• [Exercise brief]
Filter the records below for the word "this". Copy each line that holds it.

++++

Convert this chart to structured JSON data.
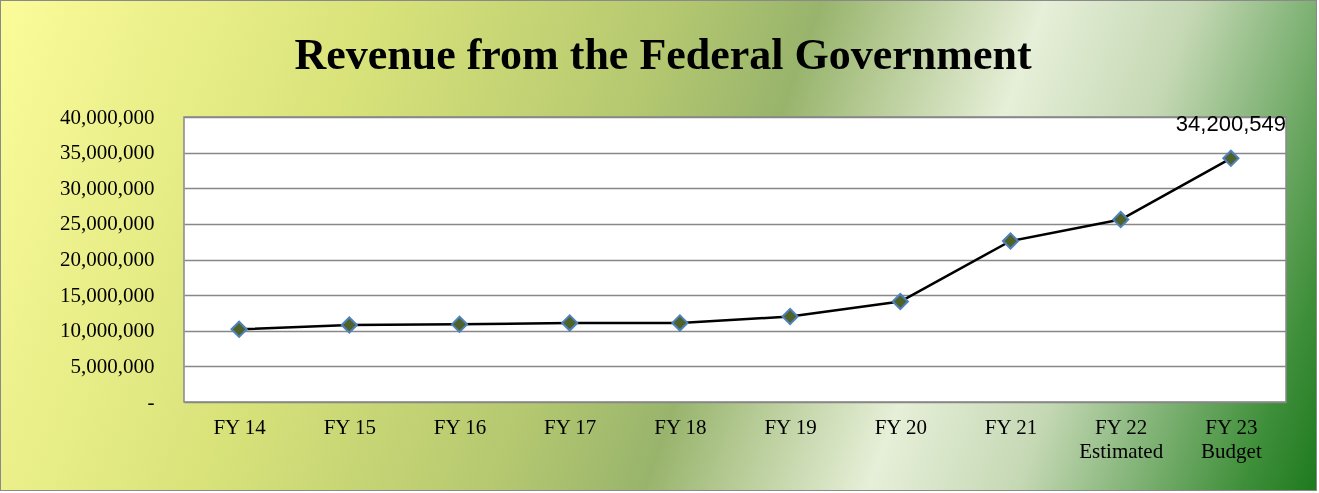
{
  "chart_data": {
    "type": "line",
    "title": "Revenue from the Federal Government",
    "categories": [
      "FY 14",
      "FY 15",
      "FY 16",
      "FY 17",
      "FY 18",
      "FY 19",
      "FY 20",
      "FY 21",
      "FY 22\nEstimated",
      "FY 23\nBudget"
    ],
    "series": [
      {
        "color": "#000000",
        "values": [
          10200000,
          10800000,
          10900000,
          11100000,
          11100000,
          12000000,
          14100000,
          22600000,
          25600000,
          34200549
        ],
        "value_labels": [
          null,
          null,
          null,
          null,
          null,
          null,
          null,
          null,
          null,
          "34,200,549"
        ]
      }
    ],
    "ylim": [
      0,
      40000000
    ],
    "yticks": [
      {
        "value": 0,
        "label": "-"
      },
      {
        "value": 5000000,
        "label": "5,000,000"
      },
      {
        "value": 10000000,
        "label": "10,000,000"
      },
      {
        "value": 15000000,
        "label": "15,000,000"
      },
      {
        "value": 20000000,
        "label": "20,000,000"
      },
      {
        "value": 25000000,
        "label": "25,000,000"
      },
      {
        "value": 30000000,
        "label": "30,000,000"
      },
      {
        "value": 35000000,
        "label": "35,000,000"
      },
      {
        "value": 40000000,
        "label": "40,000,000"
      }
    ],
    "grid": "y",
    "legend": false,
    "marker": "diamond",
    "line_style": "solid"
  }
}
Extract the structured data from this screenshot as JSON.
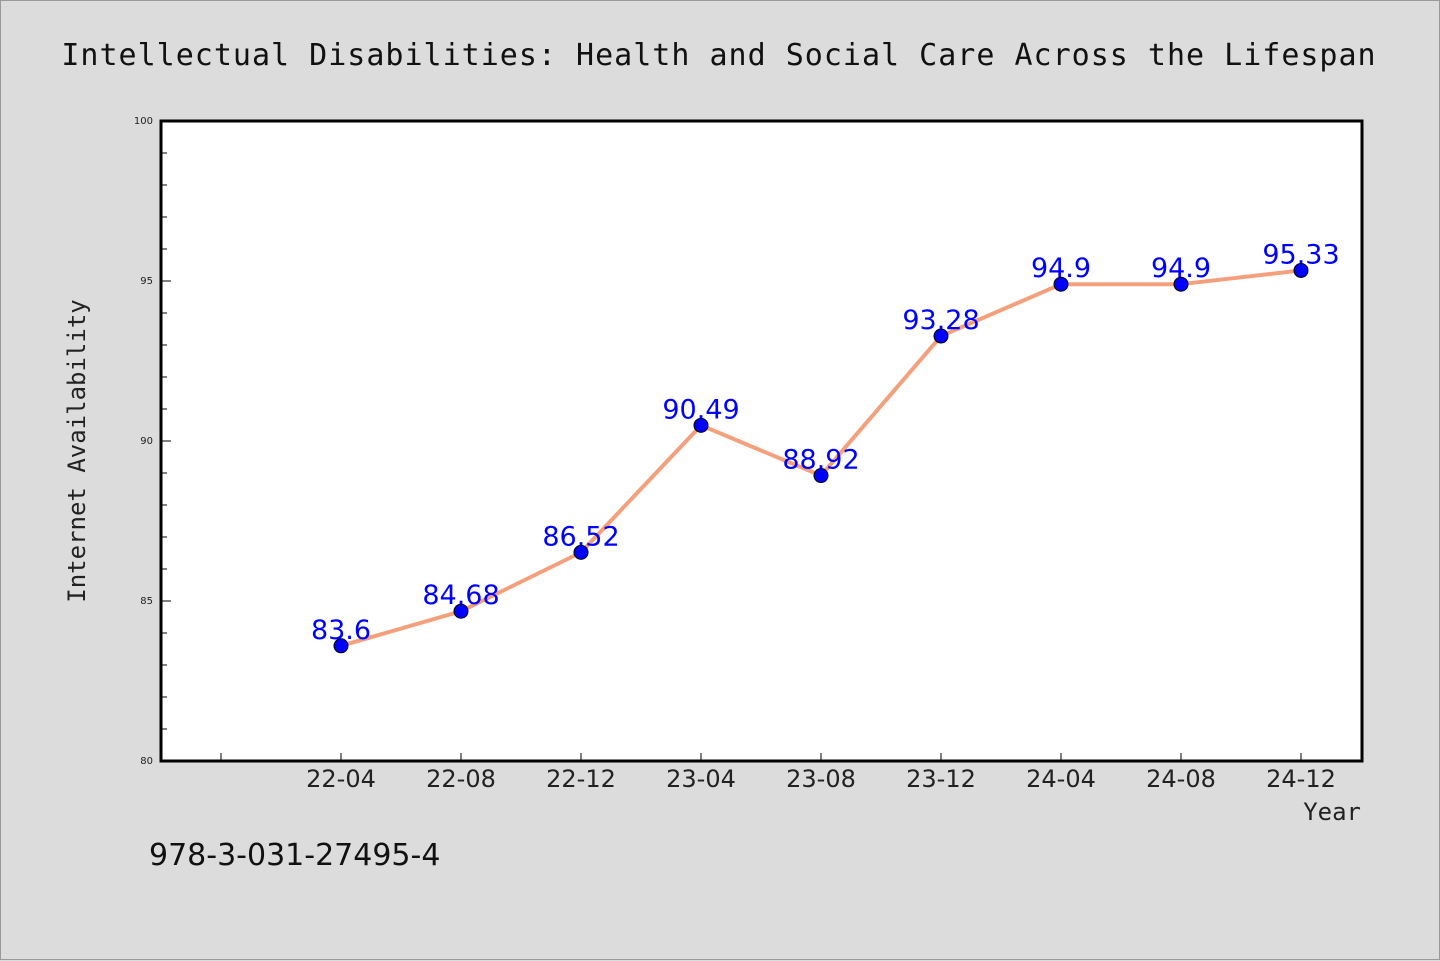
{
  "chart_data": {
    "type": "line",
    "title": "Intellectual Disabilities: Health and Social Care Across the Lifespan",
    "xlabel": "Year",
    "ylabel": "Internet Availability",
    "categories": [
      "22-04",
      "22-08",
      "22-12",
      "23-04",
      "23-08",
      "23-12",
      "24-04",
      "24-08",
      "24-12"
    ],
    "series": [
      {
        "values": [
          83.6,
          84.68,
          86.52,
          90.49,
          88.92,
          93.28,
          94.9,
          94.9,
          95.33
        ]
      }
    ],
    "data_labels": [
      "83.6",
      "84.68",
      "86.52",
      "90.49",
      "88.92",
      "93.28",
      "94.9",
      "94.9",
      "95.33"
    ],
    "ylim": [
      80,
      100
    ],
    "y_ticks": [
      80,
      85,
      90,
      95,
      100
    ],
    "grid": false,
    "line_color": "#f4a07c",
    "marker_color": "#0000ff",
    "label_color": "#0000ff"
  },
  "caption": "978-3-031-27495-4"
}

++++

• [Response]
Convert this chart to structured JSON data.
Extract the structured data from this screenshot as JSON.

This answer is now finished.